TASK TO COMPLETE:
Omit the images. Copy each entry word for word.

================

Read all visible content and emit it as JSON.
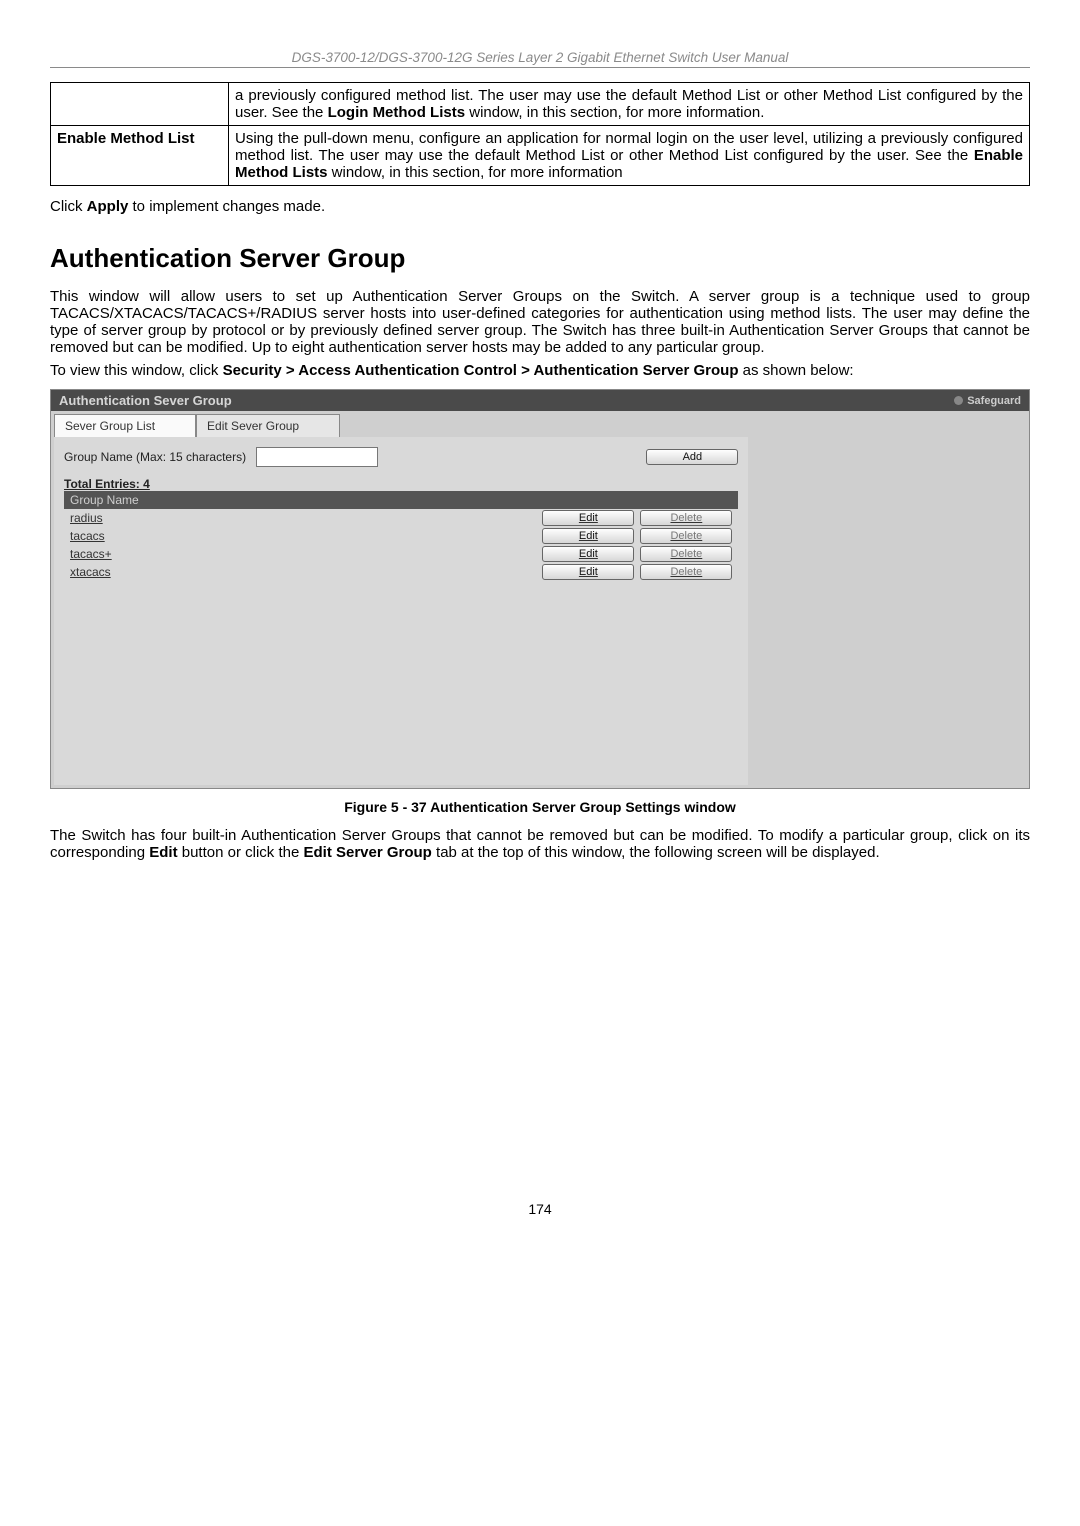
{
  "header_line": "DGS-3700-12/DGS-3700-12G Series Layer 2 Gigabit Ethernet Switch User Manual",
  "table": {
    "row1": {
      "desc_a": "a previously configured method list. The user may use the default Method List or other Method List configured by the user. See the ",
      "desc_bold": "Login Method Lists",
      "desc_b": " window, in this section, for more information."
    },
    "row2": {
      "label": "Enable Method List",
      "desc_a": "Using the pull-down menu, configure an application for normal login on the user level, utilizing a previously configured method list. The user may use the default Method List or other Method List configured by the user. See the ",
      "desc_bold": "Enable Method Lists",
      "desc_b": " window, in this section, for more information"
    }
  },
  "apply_line_a": "Click ",
  "apply_bold": "Apply",
  "apply_line_b": " to implement changes made.",
  "section_title": "Authentication Server Group",
  "para1": "This window will allow users to set up Authentication Server Groups on the Switch. A server group is a technique used to group TACACS/XTACACS/TACACS+/RADIUS server hosts into user-defined categories for authentication using method lists. The user may define the type of server group by protocol or by previously defined server group. The Switch has three built-in Authentication Server Groups that cannot be removed but can be modified. Up to eight authentication server hosts may be added to any particular group.",
  "para2_a": "To view this window, click ",
  "para2_bold": "Security > Access Authentication Control > Authentication Server Group",
  "para2_b": " as shown below:",
  "panel": {
    "title": "Authentication Sever Group",
    "safeguard": "Safeguard",
    "tab_list": "Sever Group List",
    "tab_edit": "Edit Sever Group",
    "field_label": "Group Name  (Max: 15 characters)",
    "add_btn": "Add",
    "total_entries": "Total Entries: 4",
    "col_header": "Group Name",
    "rows": [
      "radius",
      "tacacs",
      "tacacs+",
      "xtacacs"
    ],
    "edit": "Edit",
    "delete": "Delete"
  },
  "figure_caption": "Figure 5 - 37 Authentication Server Group Settings window",
  "para3_a": "The Switch has four built-in Authentication Server Groups that cannot be removed but can be modified. To modify a particular group, click on its corresponding ",
  "para3_bold1": "Edit",
  "para3_mid": " button or click the ",
  "para3_bold2": "Edit Server Group",
  "para3_b": " tab at the top of this window, the following screen will be displayed.",
  "page_number": "174"
}
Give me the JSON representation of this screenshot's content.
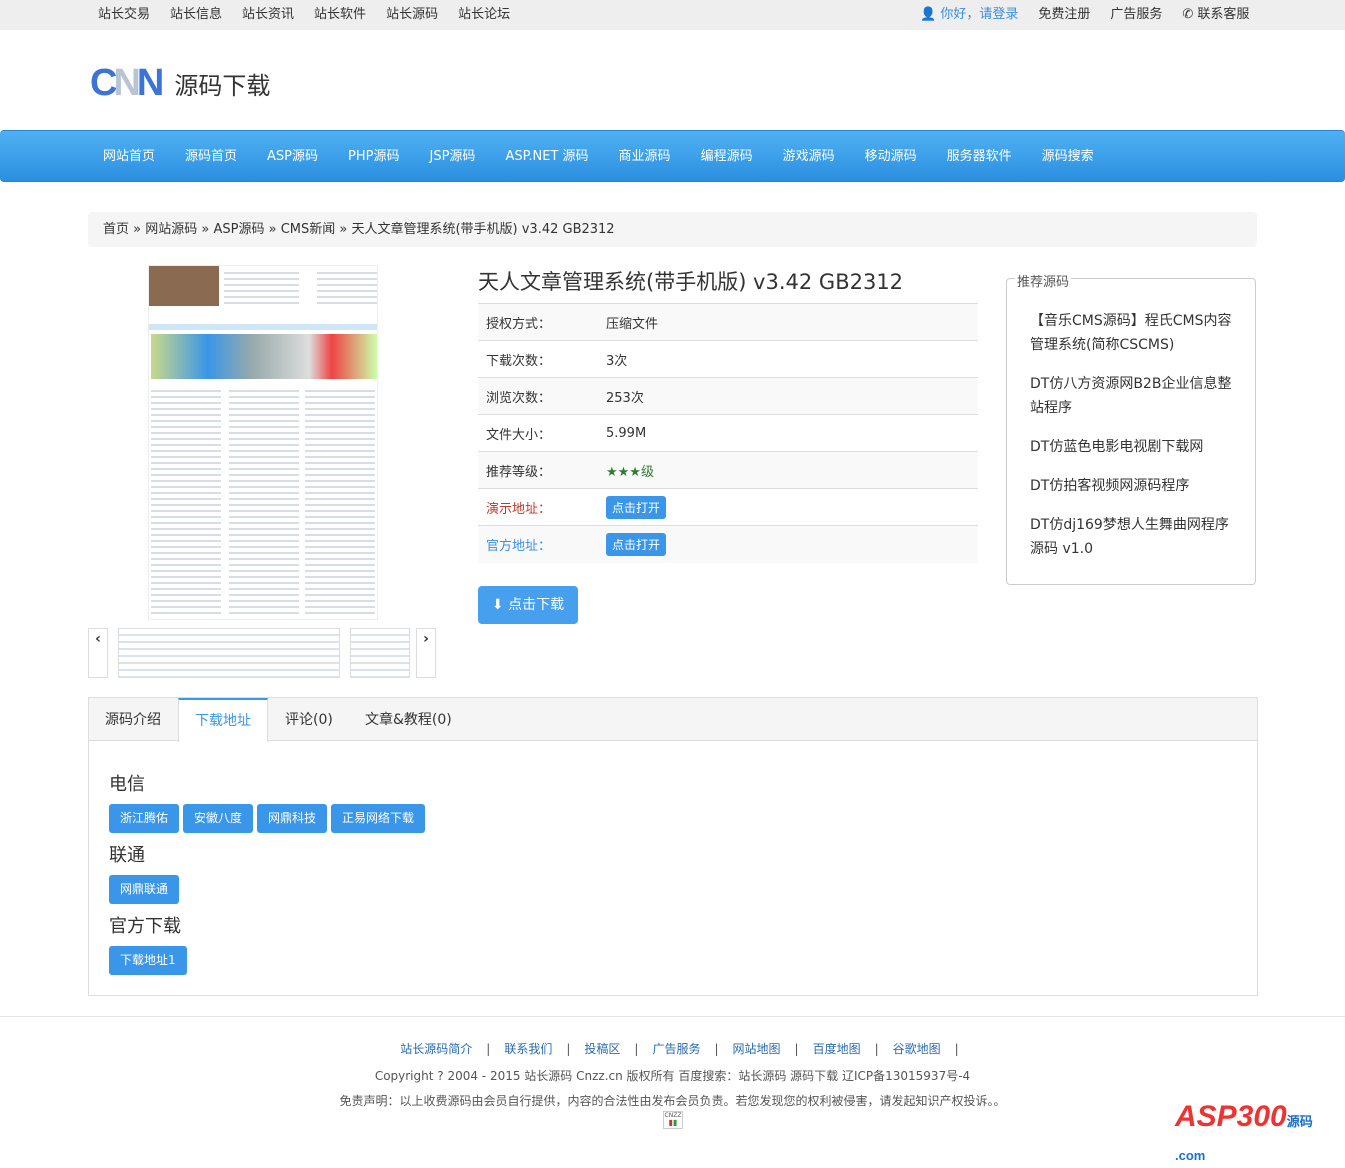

================

EXERCISE SOLUTION:
Read all visible content and emit it as JSON.
{
  "header_line": "DGS-3700-12/DGS-3700-12G Series Layer 2 Gigabit Ethernet Switch User Manual",
  "table": {
    "row1": {
      "desc_a": "a previously configured method list. The user may use the default Method List or other Method List configured by the user. See the ",
      "desc_bold": "Login Method Lists",
      "desc_b": " window, in this section, for more information."
    },
    "row2": {
      "label": "Enable Method List",
      "desc_a": "Using the pull-down menu, configure an application for normal login on the user level, utilizing a previously configured method list. The user may use the default Method List or other Method List configured by the user. See the ",
      "desc_bold": "Enable Method Lists",
      "desc_b": " window, in this section, for more information"
    }
  },
  "apply_line_a": "Click ",
  "apply_bold": "Apply",
  "apply_line_b": " to implement changes made.",
  "section_title": "Authentication Server Group",
  "para1": "This window will allow users to set up Authentication Server Groups on the Switch. A server group is a technique used to group TACACS/XTACACS/TACACS+/RADIUS server hosts into user-defined categories for authentication using method lists. The user may define the type of server group by protocol or by previously defined server group. The Switch has three built-in Authentication Server Groups that cannot be removed but can be modified. Up to eight authentication server hosts may be added to any particular group.",
  "para2_a": "To view this window, click ",
  "para2_bold": "Security > Access Authentication Control > Authentication Server Group",
  "para2_b": " as shown below:",
  "panel": {
    "title": "Authentication Sever Group",
    "safeguard": "Safeguard",
    "tab_list": "Sever Group List",
    "tab_edit": "Edit Sever Group",
    "field_label": "Group Name  (Max: 15 characters)",
    "add_btn": "Add",
    "total_entries": "Total Entries: 4",
    "col_header": "Group Name",
    "rows": [
      "radius",
      "tacacs",
      "tacacs+",
      "xtacacs"
    ],
    "edit": "Edit",
    "delete": "Delete"
  },
  "figure_caption": "Figure 5 - 37 Authentication Server Group Settings window",
  "para3_a": "The Switch has four built-in Authentication Server Groups that cannot be removed but can be modified. To modify a particular group, click on its corresponding ",
  "para3_bold1": "Edit",
  "para3_mid": " button or click the ",
  "para3_bold2": "Edit Server Group",
  "para3_b": " tab at the top of this window, the following screen will be displayed.",
  "page_number": "174"
}
Give me the JSON representation of this screenshot's content.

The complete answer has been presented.